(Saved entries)
___

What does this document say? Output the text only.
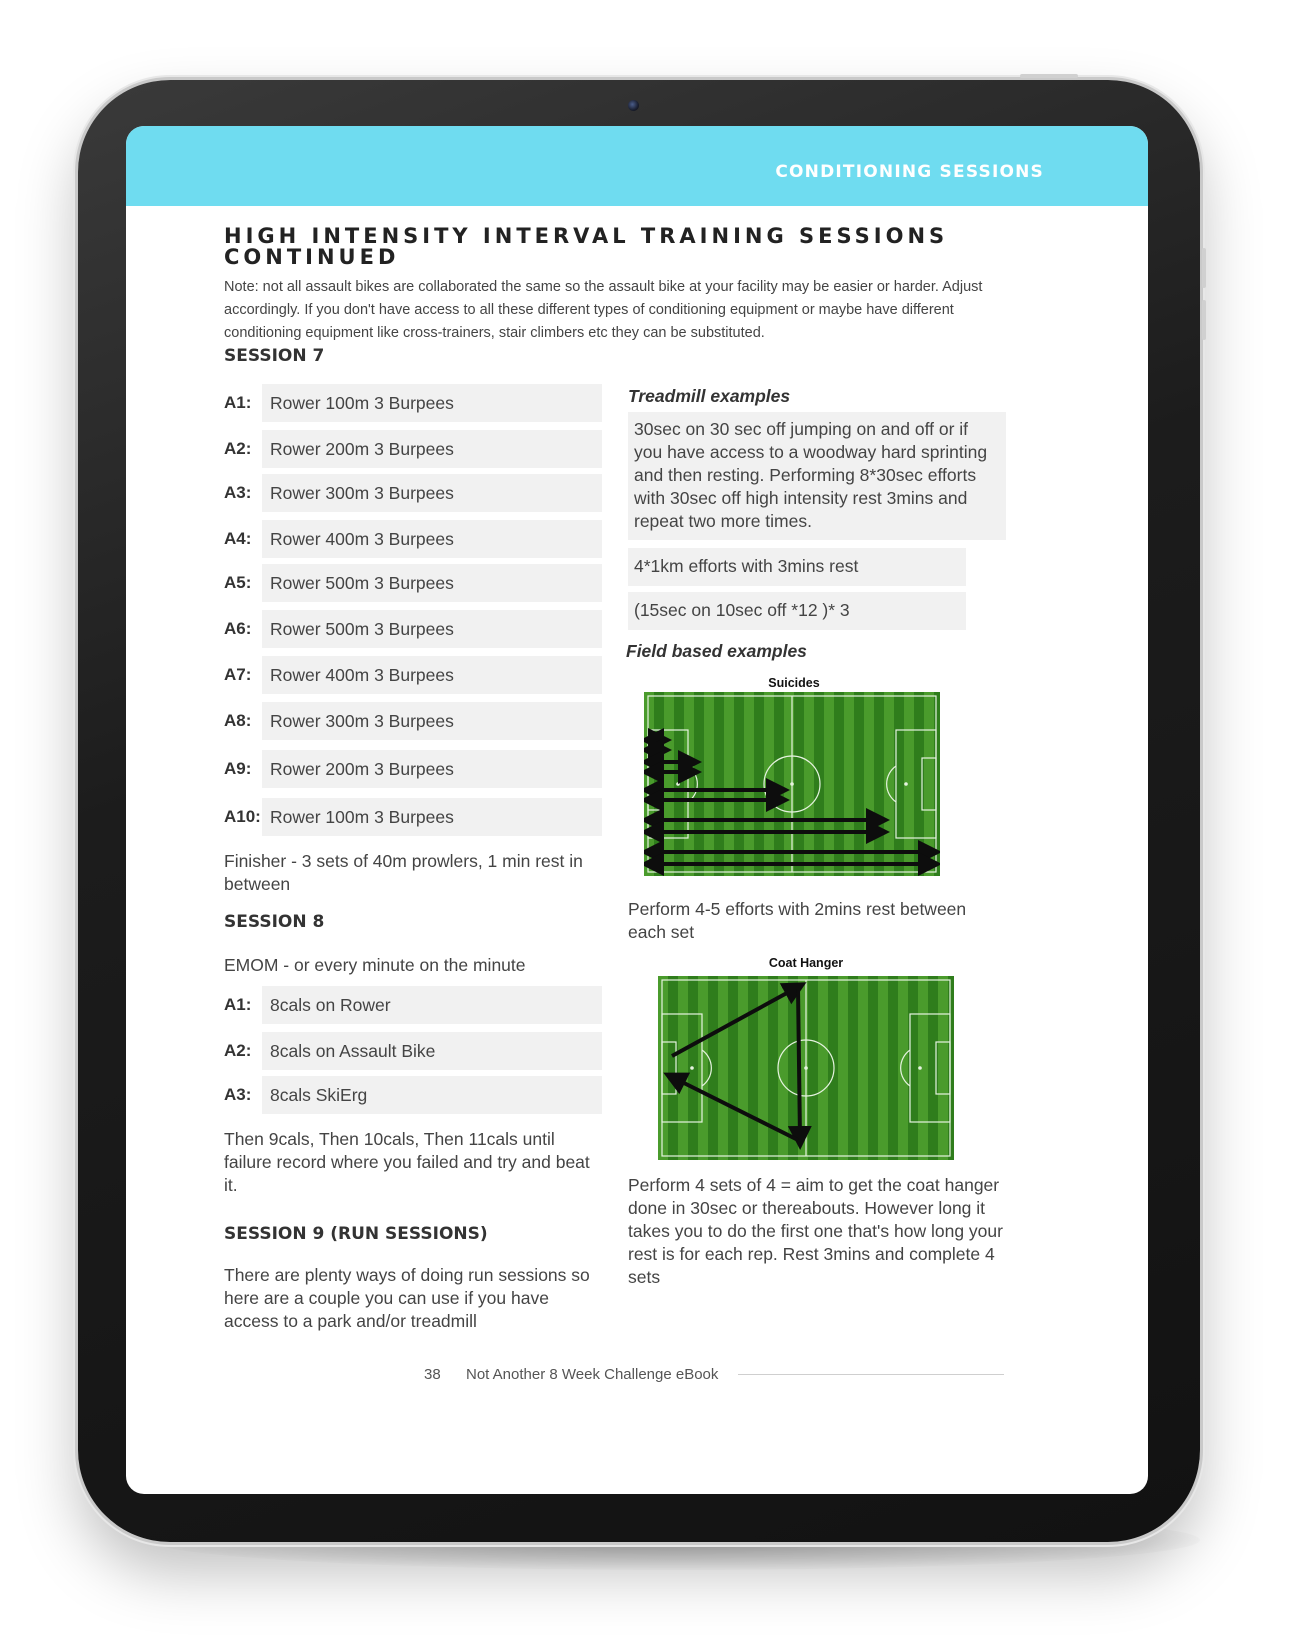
CONDITIONING SESSIONS
HIGH INTENSITY INTERVAL TRAINING SESSIONS
CONTINUED
Note: not all assault bikes are collaborated the same so the assault bike at your facility may be easier or harder. Adjust accordingly. If you don't have access to all these different types of conditioning equipment or maybe have different conditioning equipment like cross-trainers, stair climbers etc they can be substituted.
SESSION 7
A1: Rower 100m 3 Burpees
A2: Rower 200m 3 Burpees
A3: Rower 300m 3 Burpees
A4: Rower 400m 3 Burpees
A5: Rower 500m 3 Burpees
A6: Rower 500m 3 Burpees
A7: Rower 400m 3 Burpees
A8: Rower 300m 3 Burpees
A9: Rower 200m 3 Burpees
A10: Rower 100m 3 Burpees
Finisher - 3 sets of 40m prowlers, 1 min rest in between
SESSION 8
EMOM - or every minute on the minute
A1: 8cals on Rower
A2: 8cals on Assault Bike
A3: 8cals SkiErg
Then 9cals, Then 10cals, Then 11cals until failure record where you failed and try and beat it.
SESSION 9 (RUN SESSIONS)
There are plenty ways of doing run sessions so here are a couple you can use if you have access to a park and/or treadmill
Treadmill examples
30sec on 30 sec off jumping on and off or if you have access to a woodway hard sprinting and then resting. Performing 8*30sec efforts with 30sec off high intensity rest 3mins and repeat two more times.
4*1km efforts with 3mins rest
(15sec on 10sec off *12 )* 3
Field based examples
Suicides
Perform 4-5 efforts with 2mins rest between each set
Coat Hanger
Perform 4 sets of 4 = aim to get the coat hanger done in 30sec or thereabouts. However long it takes you to do the first one that's how long your rest is for each rep. Rest 3mins and complete 4 sets
38 Not Another 8 Week Challenge eBook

___

--- GOAL ---
Identify the lines that hold the word "each". Copy every one of them.

--- EXERCISE ANSWER ---
Perform 4-5 efforts with 2mins rest between each set
Perform 4 sets of 4 = aim to get the coat hanger done in 30sec or thereabouts. However long it takes you to do the first one that's how long your rest is for each rep. Rest 3mins and complete 4 sets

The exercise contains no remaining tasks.